• [EXERCISE BRIEF]:
Every record that follows should be printed verbatim.

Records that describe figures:
::::::::

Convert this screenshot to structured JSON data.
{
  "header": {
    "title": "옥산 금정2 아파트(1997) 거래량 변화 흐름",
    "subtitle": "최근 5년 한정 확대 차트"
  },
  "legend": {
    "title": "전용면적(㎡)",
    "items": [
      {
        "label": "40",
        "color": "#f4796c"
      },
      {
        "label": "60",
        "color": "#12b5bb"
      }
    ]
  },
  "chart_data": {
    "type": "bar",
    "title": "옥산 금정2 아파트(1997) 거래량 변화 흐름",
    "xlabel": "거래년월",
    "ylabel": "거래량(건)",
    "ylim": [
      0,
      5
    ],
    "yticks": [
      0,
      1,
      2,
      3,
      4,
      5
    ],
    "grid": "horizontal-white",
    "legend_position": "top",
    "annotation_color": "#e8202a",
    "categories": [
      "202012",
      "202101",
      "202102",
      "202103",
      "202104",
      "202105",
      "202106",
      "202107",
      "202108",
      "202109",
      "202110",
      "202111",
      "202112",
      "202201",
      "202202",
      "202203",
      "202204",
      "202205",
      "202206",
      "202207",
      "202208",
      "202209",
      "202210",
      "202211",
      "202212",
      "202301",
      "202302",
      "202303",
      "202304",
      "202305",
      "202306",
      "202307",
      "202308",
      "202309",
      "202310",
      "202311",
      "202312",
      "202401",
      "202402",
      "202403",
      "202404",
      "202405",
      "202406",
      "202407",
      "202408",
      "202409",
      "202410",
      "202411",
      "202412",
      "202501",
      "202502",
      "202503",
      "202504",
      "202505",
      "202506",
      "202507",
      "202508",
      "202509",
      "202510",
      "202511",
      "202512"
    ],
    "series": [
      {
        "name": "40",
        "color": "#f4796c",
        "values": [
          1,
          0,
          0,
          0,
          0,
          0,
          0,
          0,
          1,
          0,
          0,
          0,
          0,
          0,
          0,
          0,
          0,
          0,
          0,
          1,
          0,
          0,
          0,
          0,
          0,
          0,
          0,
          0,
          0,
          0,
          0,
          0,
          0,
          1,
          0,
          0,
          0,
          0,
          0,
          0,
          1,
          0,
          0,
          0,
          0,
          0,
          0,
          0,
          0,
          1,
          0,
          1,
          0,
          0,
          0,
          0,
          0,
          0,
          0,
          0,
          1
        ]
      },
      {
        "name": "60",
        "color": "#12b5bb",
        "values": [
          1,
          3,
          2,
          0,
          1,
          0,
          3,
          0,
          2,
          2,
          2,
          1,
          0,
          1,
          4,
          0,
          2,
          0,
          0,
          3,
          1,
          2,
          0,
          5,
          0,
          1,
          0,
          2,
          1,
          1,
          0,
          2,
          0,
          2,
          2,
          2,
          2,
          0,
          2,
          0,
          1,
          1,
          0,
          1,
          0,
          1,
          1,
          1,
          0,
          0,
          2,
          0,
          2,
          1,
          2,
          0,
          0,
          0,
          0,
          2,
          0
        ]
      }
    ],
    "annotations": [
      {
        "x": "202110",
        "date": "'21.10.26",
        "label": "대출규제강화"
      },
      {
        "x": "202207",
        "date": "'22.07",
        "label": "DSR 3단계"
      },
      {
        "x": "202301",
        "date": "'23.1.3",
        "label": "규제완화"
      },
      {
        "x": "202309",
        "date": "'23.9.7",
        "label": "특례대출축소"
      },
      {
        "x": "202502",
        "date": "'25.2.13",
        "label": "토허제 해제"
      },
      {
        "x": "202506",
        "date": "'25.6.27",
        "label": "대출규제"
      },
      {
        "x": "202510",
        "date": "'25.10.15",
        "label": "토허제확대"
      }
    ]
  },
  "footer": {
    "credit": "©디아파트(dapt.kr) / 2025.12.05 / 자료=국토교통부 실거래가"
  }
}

::::::::

• [THE COMPLETED TASK]:
Convert this screenshot to structured JSON data.
{
  "header": {
    "title": "옥산 금정2 아파트(1997) 거래량 변화 흐름",
    "subtitle": "최근 5년 한정 확대 차트"
  },
  "legend": {
    "title": "전용면적(㎡)",
    "items": [
      {
        "label": "40",
        "color": "#f4796c"
      },
      {
        "label": "60",
        "color": "#12b5bb"
      }
    ]
  },
  "chart_data": {
    "type": "bar",
    "title": "옥산 금정2 아파트(1997) 거래량 변화 흐름",
    "xlabel": "거래년월",
    "ylabel": "거래량(건)",
    "ylim": [
      0,
      5
    ],
    "yticks": [
      0,
      1,
      2,
      3,
      4,
      5
    ],
    "grid": "horizontal-white",
    "legend_position": "top",
    "annotation_color": "#e8202a",
    "categories": [
      "202012",
      "202101",
      "202102",
      "202103",
      "202104",
      "202105",
      "202106",
      "202107",
      "202108",
      "202109",
      "202110",
      "202111",
      "202112",
      "202201",
      "202202",
      "202203",
      "202204",
      "202205",
      "202206",
      "202207",
      "202208",
      "202209",
      "202210",
      "202211",
      "202212",
      "202301",
      "202302",
      "202303",
      "202304",
      "202305",
      "202306",
      "202307",
      "202308",
      "202309",
      "202310",
      "202311",
      "202312",
      "202401",
      "202402",
      "202403",
      "202404",
      "202405",
      "202406",
      "202407",
      "202408",
      "202409",
      "202410",
      "202411",
      "202412",
      "202501",
      "202502",
      "202503",
      "202504",
      "202505",
      "202506",
      "202507",
      "202508",
      "202509",
      "202510",
      "202511",
      "202512"
    ],
    "series": [
      {
        "name": "40",
        "color": "#f4796c",
        "values": [
          1,
          0,
          0,
          0,
          0,
          0,
          0,
          0,
          1,
          0,
          0,
          0,
          0,
          0,
          0,
          0,
          0,
          0,
          0,
          1,
          0,
          0,
          0,
          0,
          0,
          0,
          0,
          0,
          0,
          0,
          0,
          0,
          0,
          1,
          0,
          0,
          0,
          0,
          0,
          0,
          1,
          0,
          0,
          0,
          0,
          0,
          0,
          0,
          0,
          1,
          0,
          1,
          0,
          0,
          0,
          0,
          0,
          0,
          0,
          0,
          1
        ]
      },
      {
        "name": "60",
        "color": "#12b5bb",
        "values": [
          1,
          3,
          2,
          0,
          1,
          0,
          3,
          0,
          2,
          2,
          2,
          1,
          0,
          1,
          4,
          0,
          2,
          0,
          0,
          3,
          1,
          2,
          0,
          5,
          0,
          1,
          0,
          2,
          1,
          1,
          0,
          2,
          0,
          2,
          2,
          2,
          2,
          0,
          2,
          0,
          1,
          1,
          0,
          1,
          0,
          1,
          1,
          1,
          0,
          0,
          2,
          0,
          2,
          1,
          2,
          0,
          0,
          0,
          0,
          2,
          0
        ]
      }
    ],
    "annotations": [
      {
        "x": "202110",
        "date": "'21.10.26",
        "label": "대출규제강화"
      },
      {
        "x": "202207",
        "date": "'22.07",
        "label": "DSR 3단계"
      },
      {
        "x": "202301",
        "date": "'23.1.3",
        "label": "규제완화"
      },
      {
        "x": "202309",
        "date": "'23.9.7",
        "label": "특례대출축소"
      },
      {
        "x": "202502",
        "date": "'25.2.13",
        "label": "토허제 해제"
      },
      {
        "x": "202506",
        "date": "'25.6.27",
        "label": "대출규제"
      },
      {
        "x": "202510",
        "date": "'25.10.15",
        "label": "토허제확대"
      }
    ]
  },
  "footer": {
    "credit": "©디아파트(dapt.kr) / 2025.12.05 / 자료=국토교통부 실거래가"
  }
}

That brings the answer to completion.